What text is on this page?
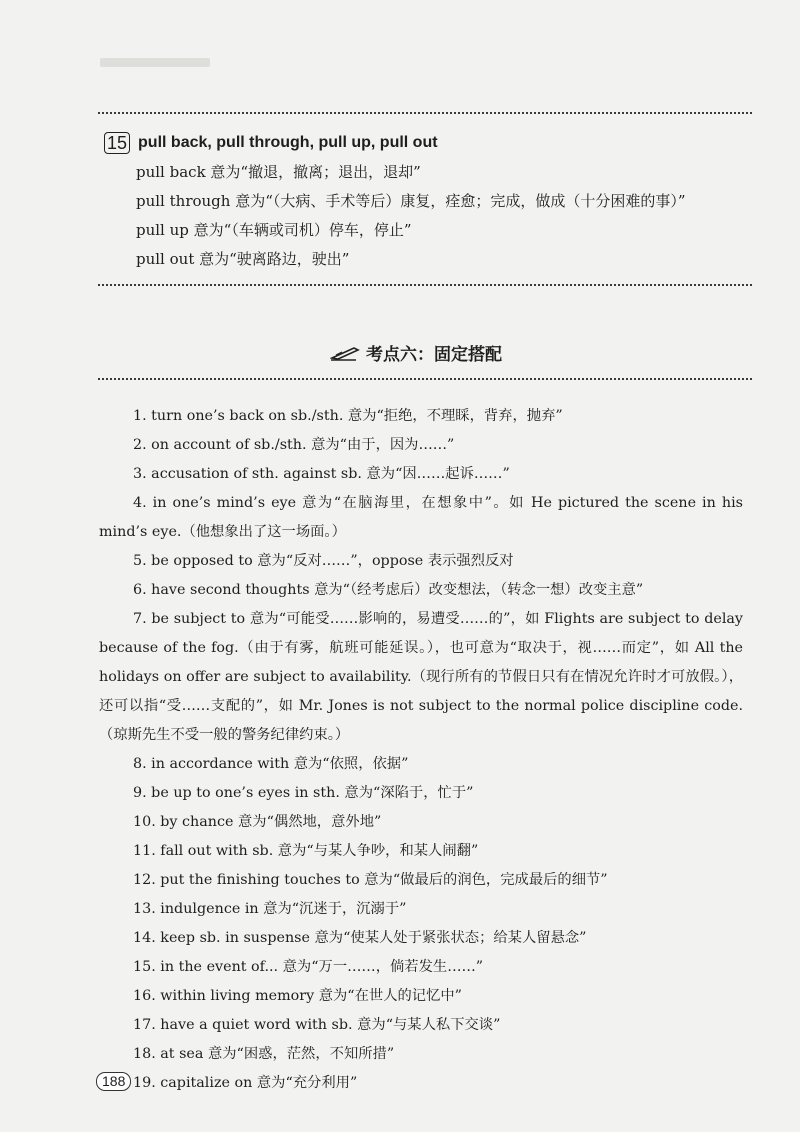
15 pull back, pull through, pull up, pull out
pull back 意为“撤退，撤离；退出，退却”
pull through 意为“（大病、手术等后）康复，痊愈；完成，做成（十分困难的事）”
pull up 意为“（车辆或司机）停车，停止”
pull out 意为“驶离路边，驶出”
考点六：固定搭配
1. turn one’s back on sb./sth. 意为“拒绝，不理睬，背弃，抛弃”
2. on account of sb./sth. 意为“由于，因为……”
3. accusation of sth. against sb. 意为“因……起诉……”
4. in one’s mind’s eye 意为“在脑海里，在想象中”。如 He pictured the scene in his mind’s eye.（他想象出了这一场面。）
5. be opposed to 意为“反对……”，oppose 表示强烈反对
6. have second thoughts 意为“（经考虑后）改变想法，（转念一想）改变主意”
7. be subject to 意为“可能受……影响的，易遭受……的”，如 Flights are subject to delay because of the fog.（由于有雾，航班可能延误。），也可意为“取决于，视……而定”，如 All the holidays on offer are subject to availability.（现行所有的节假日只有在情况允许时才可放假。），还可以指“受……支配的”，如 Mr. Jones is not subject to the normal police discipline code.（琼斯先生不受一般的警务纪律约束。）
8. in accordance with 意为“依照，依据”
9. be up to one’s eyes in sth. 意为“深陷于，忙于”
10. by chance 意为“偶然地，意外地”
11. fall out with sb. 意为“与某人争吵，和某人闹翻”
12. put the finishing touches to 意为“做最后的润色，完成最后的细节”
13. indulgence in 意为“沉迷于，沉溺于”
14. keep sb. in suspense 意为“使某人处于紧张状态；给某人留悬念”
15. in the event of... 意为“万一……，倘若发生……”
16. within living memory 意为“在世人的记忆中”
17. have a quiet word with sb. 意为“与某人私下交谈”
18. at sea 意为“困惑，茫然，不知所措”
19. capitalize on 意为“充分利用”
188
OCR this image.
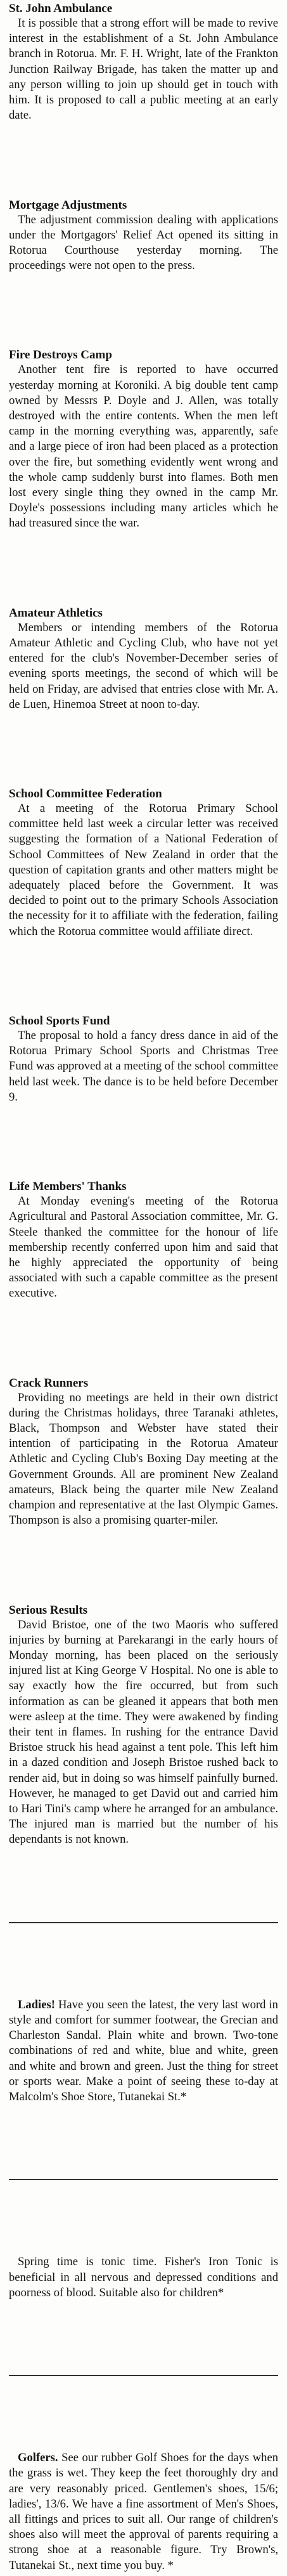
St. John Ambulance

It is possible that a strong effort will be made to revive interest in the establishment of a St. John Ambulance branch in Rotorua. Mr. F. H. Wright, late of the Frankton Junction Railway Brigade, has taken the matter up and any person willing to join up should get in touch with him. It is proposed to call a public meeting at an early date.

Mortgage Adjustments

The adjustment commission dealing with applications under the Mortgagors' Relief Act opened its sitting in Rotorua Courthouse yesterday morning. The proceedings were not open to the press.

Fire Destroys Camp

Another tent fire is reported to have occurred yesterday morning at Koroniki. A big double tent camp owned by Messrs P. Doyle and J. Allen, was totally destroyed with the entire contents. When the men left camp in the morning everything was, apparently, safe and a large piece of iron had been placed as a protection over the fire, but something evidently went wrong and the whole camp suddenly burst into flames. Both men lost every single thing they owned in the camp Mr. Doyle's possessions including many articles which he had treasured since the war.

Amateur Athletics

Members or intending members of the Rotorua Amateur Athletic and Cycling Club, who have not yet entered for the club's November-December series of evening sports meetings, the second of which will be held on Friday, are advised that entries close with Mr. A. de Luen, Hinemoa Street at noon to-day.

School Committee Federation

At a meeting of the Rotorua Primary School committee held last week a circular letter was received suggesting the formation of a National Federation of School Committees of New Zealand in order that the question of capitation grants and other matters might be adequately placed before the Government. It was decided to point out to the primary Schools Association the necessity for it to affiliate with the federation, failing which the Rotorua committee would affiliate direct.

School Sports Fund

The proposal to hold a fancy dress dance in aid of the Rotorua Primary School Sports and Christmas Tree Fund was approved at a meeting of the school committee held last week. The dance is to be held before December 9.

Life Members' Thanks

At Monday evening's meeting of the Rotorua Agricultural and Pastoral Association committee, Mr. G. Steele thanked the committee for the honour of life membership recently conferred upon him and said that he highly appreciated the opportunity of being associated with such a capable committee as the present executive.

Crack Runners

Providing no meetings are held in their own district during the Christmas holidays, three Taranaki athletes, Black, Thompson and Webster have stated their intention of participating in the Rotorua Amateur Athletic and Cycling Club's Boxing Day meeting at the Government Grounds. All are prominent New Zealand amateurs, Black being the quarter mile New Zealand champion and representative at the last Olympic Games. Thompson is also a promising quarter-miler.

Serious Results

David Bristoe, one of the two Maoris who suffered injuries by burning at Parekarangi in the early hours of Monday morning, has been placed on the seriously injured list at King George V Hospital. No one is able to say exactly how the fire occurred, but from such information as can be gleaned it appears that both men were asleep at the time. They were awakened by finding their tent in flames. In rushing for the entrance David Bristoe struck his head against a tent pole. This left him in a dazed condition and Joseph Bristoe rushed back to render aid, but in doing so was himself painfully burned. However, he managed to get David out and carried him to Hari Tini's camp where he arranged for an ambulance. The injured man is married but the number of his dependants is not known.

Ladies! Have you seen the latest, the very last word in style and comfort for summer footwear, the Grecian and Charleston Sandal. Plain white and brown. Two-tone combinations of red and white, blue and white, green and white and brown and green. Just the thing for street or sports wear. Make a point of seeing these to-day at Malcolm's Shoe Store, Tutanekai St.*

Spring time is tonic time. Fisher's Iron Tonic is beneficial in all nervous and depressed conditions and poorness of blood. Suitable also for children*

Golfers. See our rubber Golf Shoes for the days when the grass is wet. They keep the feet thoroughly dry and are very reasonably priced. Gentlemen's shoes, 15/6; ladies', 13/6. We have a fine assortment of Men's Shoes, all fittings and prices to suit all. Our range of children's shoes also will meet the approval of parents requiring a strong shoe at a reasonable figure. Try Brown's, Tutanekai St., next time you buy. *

+-------+

_Aim:_ Reproduce every line of the listing above in which the string "Amateur" appears.

_Result of this exercise:_
Amateur Athletics
Members or intending members of the Rotorua Amateur Athletic and Cycling Club, who have not yet entered for the club's November-December series of evening sports meetings, the second of which will be held on Friday, are advised that entries close with Mr. A. de Luen, Hinemoa Street at noon to-day.
Providing no meetings are held in their own district during the Christmas holidays, three Taranaki athletes, Black, Thompson and Webster have stated their intention of participating in the Rotorua Amateur Athletic and Cycling Club's Boxing Day meeting at the Government Grounds. All are prominent New Zealand amateurs, Black being the quarter mile New Zealand champion and representative at the last Olympic Games. Thompson is also a promising quarter-miler.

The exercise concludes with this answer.